What you are asked to do: Repeat the material verbatim and drop the pictures.

Working data:
* * *

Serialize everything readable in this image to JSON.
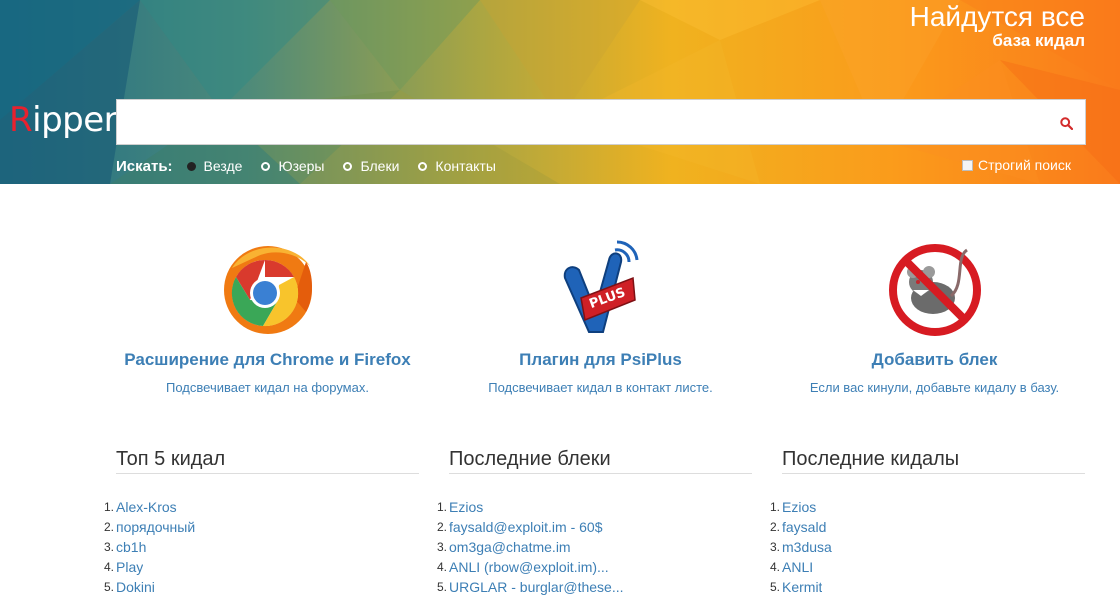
{
  "header": {
    "logo_first": "R",
    "logo_rest": "ipper",
    "tagline_big": "Найдутся все",
    "tagline_small": "база кидал"
  },
  "search": {
    "value": "",
    "placeholder": "",
    "icon": "search-icon"
  },
  "filters": {
    "label": "Искать:",
    "options": [
      {
        "label": "Везде",
        "checked": true
      },
      {
        "label": "Юзеры",
        "checked": false
      },
      {
        "label": "Блеки",
        "checked": false
      },
      {
        "label": "Контакты",
        "checked": false
      }
    ],
    "strict_label": "Строгий поиск",
    "strict_checked": false
  },
  "features": [
    {
      "title": "Расширение для Chrome и Firefox",
      "desc": "Подсвечивает кидал на форумах.",
      "icon": "chrome-firefox-icon"
    },
    {
      "title": "Плагин для PsiPlus",
      "desc": "Подсвечивает кидал в контакт листе.",
      "icon": "psiplus-icon"
    },
    {
      "title": "Добавить блек",
      "desc": "Если вас кинули, добавьте кидалу в базу.",
      "icon": "no-rat-icon"
    }
  ],
  "lists": {
    "top": {
      "title": "Топ 5 кидал",
      "items": [
        {
          "num": "1.",
          "text": "Alex-Kros"
        },
        {
          "num": "2.",
          "text": "порядочный"
        },
        {
          "num": "3.",
          "text": "cb1h"
        },
        {
          "num": "4.",
          "text": "Play"
        },
        {
          "num": "5.",
          "text": "Dokini"
        }
      ]
    },
    "blacks": {
      "title": "Последние блеки",
      "items": [
        {
          "num": "1.",
          "text": "Ezios"
        },
        {
          "num": "2.",
          "text": "faysald@exploit.im - 60$"
        },
        {
          "num": "3.",
          "text": "om3ga@chatme.im"
        },
        {
          "num": "4.",
          "text": "ANLI (rbow@exploit.im)..."
        },
        {
          "num": "5.",
          "text": "URGLAR - burglar@these..."
        }
      ]
    },
    "scammers": {
      "title": "Последние кидалы",
      "items": [
        {
          "num": "1.",
          "text": "Ezios"
        },
        {
          "num": "2.",
          "text": "faysald"
        },
        {
          "num": "3.",
          "text": "m3dusa"
        },
        {
          "num": "4.",
          "text": "ANLI"
        },
        {
          "num": "5.",
          "text": "Kermit"
        }
      ]
    }
  },
  "colors": {
    "link": "#3d7fb5",
    "logo_accent": "#e8212e"
  }
}
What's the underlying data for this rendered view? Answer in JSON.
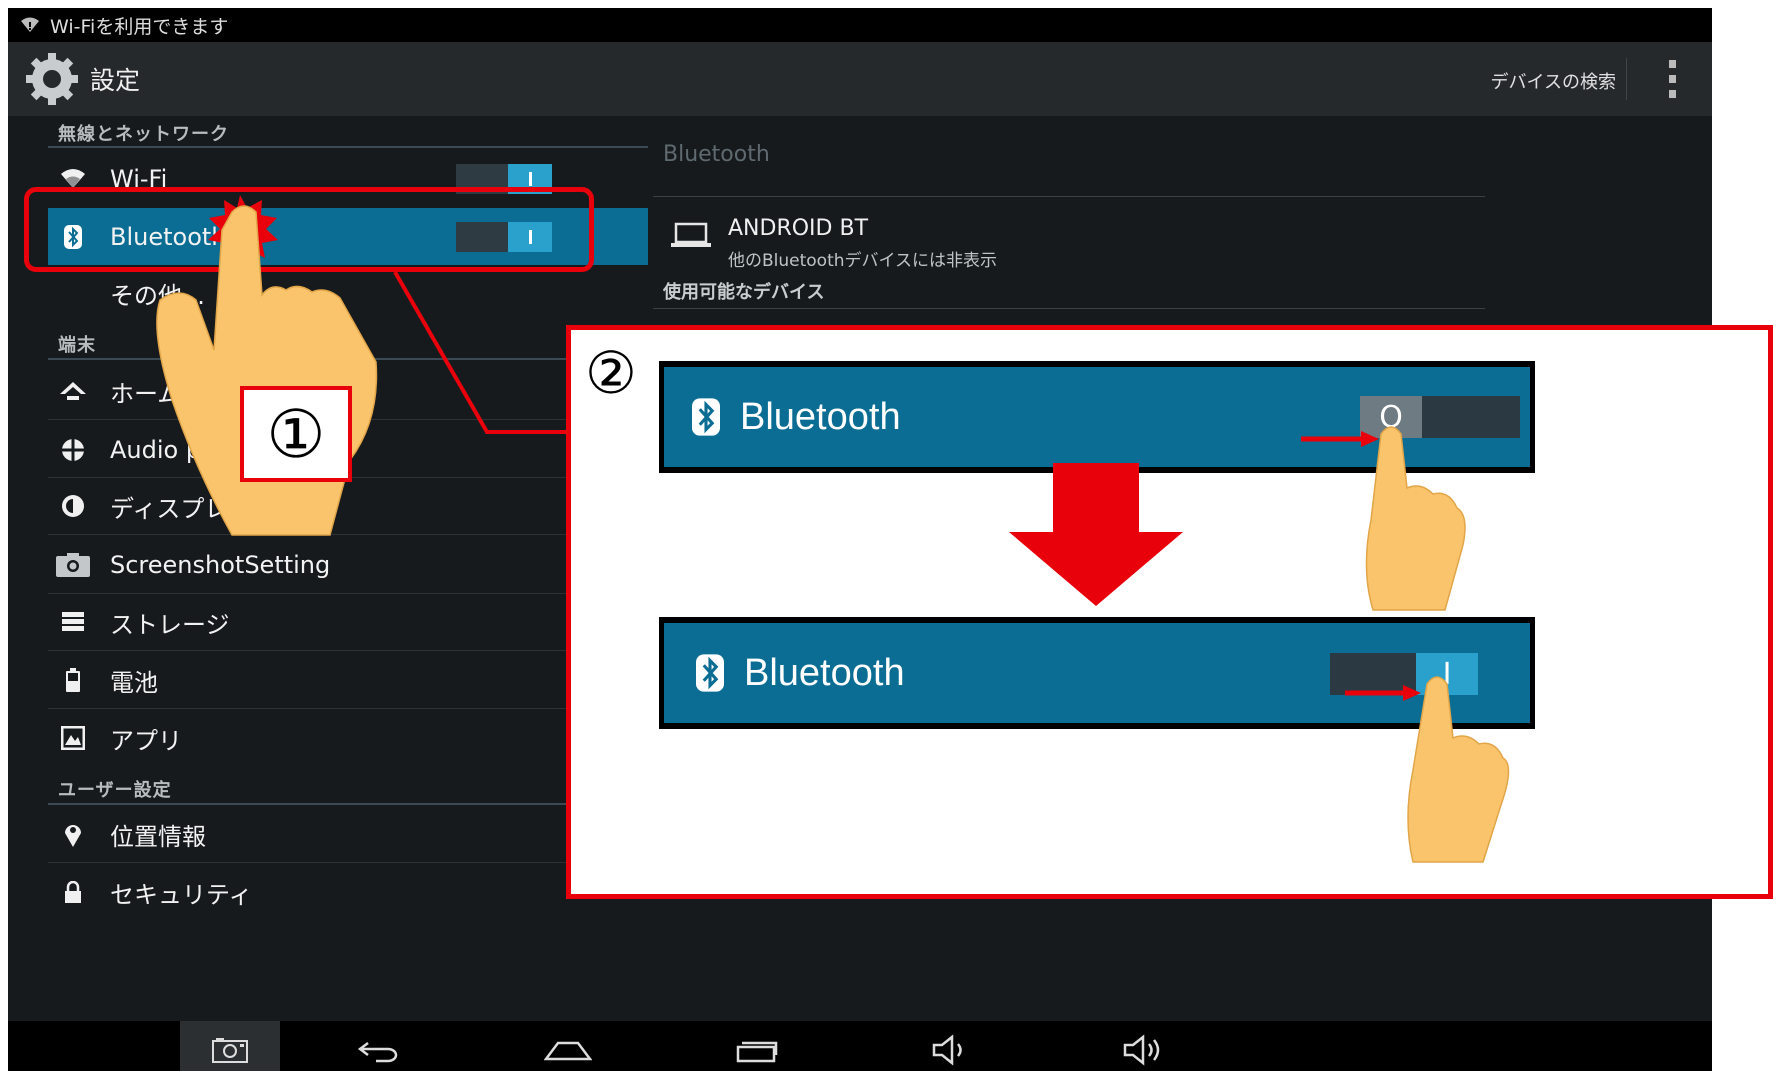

* * *

Reply:
Serialize everything readable in this image to JSON.
{
  "header": {
    "logo_first": "R",
    "logo_rest": "ipper",
    "tagline_big": "Найдутся все",
    "tagline_small": "база кидал"
  },
  "search": {
    "value": "",
    "placeholder": "",
    "icon": "search-icon"
  },
  "filters": {
    "label": "Искать:",
    "options": [
      {
        "label": "Везде",
        "checked": true
      },
      {
        "label": "Юзеры",
        "checked": false
      },
      {
        "label": "Блеки",
        "checked": false
      },
      {
        "label": "Контакты",
        "checked": false
      }
    ],
    "strict_label": "Строгий поиск",
    "strict_checked": false
  },
  "features": [
    {
      "title": "Расширение для Chrome и Firefox",
      "desc": "Подсвечивает кидал на форумах.",
      "icon": "chrome-firefox-icon"
    },
    {
      "title": "Плагин для PsiPlus",
      "desc": "Подсвечивает кидал в контакт листе.",
      "icon": "psiplus-icon"
    },
    {
      "title": "Добавить блек",
      "desc": "Если вас кинули, добавьте кидалу в базу.",
      "icon": "no-rat-icon"
    }
  ],
  "lists": {
    "top": {
      "title": "Топ 5 кидал",
      "items": [
        {
          "num": "1.",
          "text": "Alex-Kros"
        },
        {
          "num": "2.",
          "text": "порядочный"
        },
        {
          "num": "3.",
          "text": "cb1h"
        },
        {
          "num": "4.",
          "text": "Play"
        },
        {
          "num": "5.",
          "text": "Dokini"
        }
      ]
    },
    "blacks": {
      "title": "Последние блеки",
      "items": [
        {
          "num": "1.",
          "text": "Ezios"
        },
        {
          "num": "2.",
          "text": "faysald@exploit.im - 60$"
        },
        {
          "num": "3.",
          "text": "om3ga@chatme.im"
        },
        {
          "num": "4.",
          "text": "ANLI (rbow@exploit.im)..."
        },
        {
          "num": "5.",
          "text": "URGLAR - burglar@these..."
        }
      ]
    },
    "scammers": {
      "title": "Последние кидалы",
      "items": [
        {
          "num": "1.",
          "text": "Ezios"
        },
        {
          "num": "2.",
          "text": "faysald"
        },
        {
          "num": "3.",
          "text": "m3dusa"
        },
        {
          "num": "4.",
          "text": "ANLI"
        },
        {
          "num": "5.",
          "text": "Kermit"
        }
      ]
    }
  },
  "colors": {
    "link": "#3d7fb5",
    "logo_accent": "#e8212e"
  }
}
What's the underlying data for this rendered view? Answer in JSON.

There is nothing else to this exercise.